Stated task:
Lines that contain "String" are to be counted; give only their number.

Collected data
* * * *
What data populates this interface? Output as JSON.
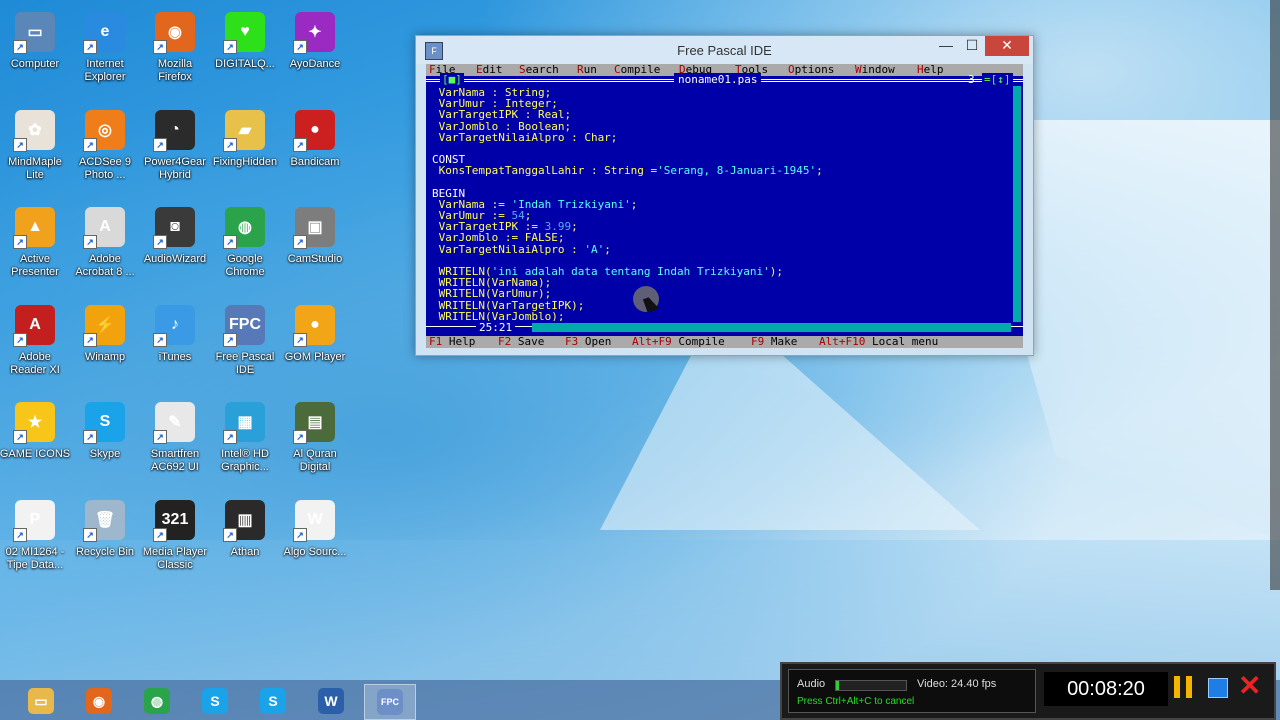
{
  "desktop_icons": [
    {
      "label": "Computer",
      "icon": "computer-icon",
      "color": "#5a86b8",
      "glyph": "▭"
    },
    {
      "label": "Internet\nExplorer",
      "icon": "ie-icon",
      "color": "#2a8ae0",
      "glyph": "e"
    },
    {
      "label": "Mozilla\nFirefox",
      "icon": "firefox-icon",
      "color": "#e2661c",
      "glyph": "◉"
    },
    {
      "label": "DIGITALQ...",
      "icon": "heart-icon",
      "color": "#2ee01a",
      "glyph": "♥"
    },
    {
      "label": "AyoDance",
      "icon": "ayodance-icon",
      "color": "#9b2ac2",
      "glyph": "✦"
    },
    {
      "label": "MindMaple\nLite",
      "icon": "mindmaple-icon",
      "color": "#e8e2d8",
      "glyph": "✿"
    },
    {
      "label": "ACDSee 9\nPhoto ...",
      "icon": "camera-icon",
      "color": "#ee7d1a",
      "glyph": "◎"
    },
    {
      "label": "Power4Gear\nHybrid",
      "icon": "gauge-icon",
      "color": "#2b2b2b",
      "glyph": "◔"
    },
    {
      "label": "FixingHidden",
      "icon": "folder-icon",
      "color": "#e8c14a",
      "glyph": "▰"
    },
    {
      "label": "Bandicam",
      "icon": "bandicam-icon",
      "color": "#cc1f1f",
      "glyph": "●"
    },
    {
      "label": "Active\nPresenter",
      "icon": "activepresenter-icon",
      "color": "#f0a21c",
      "glyph": "▲"
    },
    {
      "label": "Adobe\nAcrobat 8 ...",
      "icon": "acrobat-icon",
      "color": "#d9d9d9",
      "glyph": "A"
    },
    {
      "label": "AudioWizard",
      "icon": "speaker-icon",
      "color": "#3a3a3a",
      "glyph": "◙"
    },
    {
      "label": "Google\nChrome",
      "icon": "chrome-icon",
      "color": "#2aa34a",
      "glyph": "◍"
    },
    {
      "label": "CamStudio",
      "icon": "camstudio-icon",
      "color": "#7d7d7d",
      "glyph": "▣"
    },
    {
      "label": "Adobe\nReader XI",
      "icon": "adobe-reader-icon",
      "color": "#c41f1f",
      "glyph": "A"
    },
    {
      "label": "Winamp",
      "icon": "winamp-icon",
      "color": "#f2a20c",
      "glyph": "⚡"
    },
    {
      "label": "iTunes",
      "icon": "itunes-icon",
      "color": "#3a9ae6",
      "glyph": "♪"
    },
    {
      "label": "Free Pascal\nIDE",
      "icon": "freepascal-icon",
      "color": "#5779b8",
      "glyph": "FPC"
    },
    {
      "label": "GOM Player",
      "icon": "gomplayer-icon",
      "color": "#f2a516",
      "glyph": "●"
    },
    {
      "label": "GAME ICONS",
      "icon": "star-icon",
      "color": "#f7c618",
      "glyph": "★"
    },
    {
      "label": "Skype",
      "icon": "skype-icon",
      "color": "#1aa3e8",
      "glyph": "S"
    },
    {
      "label": "Smartfren\nAC692 UI",
      "icon": "smartfren-icon",
      "color": "#e8e8e8",
      "glyph": "✎"
    },
    {
      "label": "Intel® HD\nGraphic...",
      "icon": "intel-icon",
      "color": "#2aa0d8",
      "glyph": "▦"
    },
    {
      "label": "Al Quran\nDigital",
      "icon": "quran-icon",
      "color": "#4b6b3a",
      "glyph": "▤"
    },
    {
      "label": "02 MI1264 -\nTipe Data...",
      "icon": "powerpoint-file-icon",
      "color": "#f2f2f2",
      "glyph": "P"
    },
    {
      "label": "Recycle Bin",
      "icon": "recycle-bin-icon",
      "color": "#9fb7cc",
      "glyph": "🗑"
    },
    {
      "label": "Media Player\nClassic",
      "icon": "mediaplayer-icon",
      "color": "#222",
      "glyph": "321"
    },
    {
      "label": "Athan",
      "icon": "athan-icon",
      "color": "#2a2a2a",
      "glyph": "▥"
    },
    {
      "label": "Algo Sourc...",
      "icon": "word-file-icon",
      "color": "#f2f2f2",
      "glyph": "W"
    }
  ],
  "window": {
    "title": "Free Pascal IDE",
    "min_glyph": "—",
    "max_glyph": "☐",
    "close_glyph": "✕",
    "menu": [
      "File",
      "Edit",
      "Search",
      "Run",
      "Compile",
      "Debug",
      "Tools",
      "Options",
      "Window",
      "Help"
    ],
    "editor": {
      "filename": "noname01.pas",
      "window_number": "3",
      "close_btn": "[■]",
      "zoom_btn": "=[↕]",
      "cursor_position": "25:21",
      "code_lines": [
        " VarNama : String;",
        " VarUmur : Integer;",
        " VarTargetIPK : Real;",
        " VarJomblo : Boolean;",
        " VarTargetNilaiAlpro : Char;",
        "",
        "CONST",
        " KonsTempatTanggalLahir : String ='Serang, 8-Januari-1945';",
        "",
        "BEGIN",
        " VarNama := 'Indah Trizkiyani';",
        " VarUmur := 54;",
        " VarTargetIPK := 3.99;",
        " VarJomblo := FALSE;",
        " VarTargetNilaiAlpro : 'A';",
        "",
        " WRITELN('ini adalah data tentang Indah Trizkiyani');",
        " WRITELN(VarNama);",
        " WRITELN(VarUmur);",
        " WRITELN(VarTargetIPK);",
        " WRITELN(VarJomblo);"
      ]
    },
    "status_items": [
      {
        "key": "F1",
        "label": "Help"
      },
      {
        "key": "F2",
        "label": "Save"
      },
      {
        "key": "F3",
        "label": "Open"
      },
      {
        "key": "Alt+F9",
        "label": "Compile"
      },
      {
        "key": "F9",
        "label": "Make"
      },
      {
        "key": "Alt+F10",
        "label": "Local menu"
      }
    ]
  },
  "taskbar": {
    "items": [
      {
        "icon": "file-explorer-icon",
        "color": "#e8b84a",
        "glyph": "▭"
      },
      {
        "icon": "firefox-icon",
        "color": "#e2661c",
        "glyph": "◉"
      },
      {
        "icon": "chrome-icon",
        "color": "#2aa34a",
        "glyph": "◍"
      },
      {
        "icon": "skype-icon",
        "color": "#1aa3e8",
        "glyph": "S"
      },
      {
        "icon": "skype-alt-icon",
        "color": "#1aa3e8",
        "glyph": "S"
      },
      {
        "icon": "word-icon",
        "color": "#2b5faa",
        "glyph": "W"
      },
      {
        "icon": "freepascal-icon",
        "color": "#6d8fc8",
        "glyph": "FPC"
      }
    ]
  },
  "bandicam": {
    "audio_label": "Audio",
    "video_label": "Video: 24.40 fps",
    "hint": "Press Ctrl+Alt+C to cancel",
    "timer": "00:08:20"
  }
}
* * * *
Answer to the problem:
2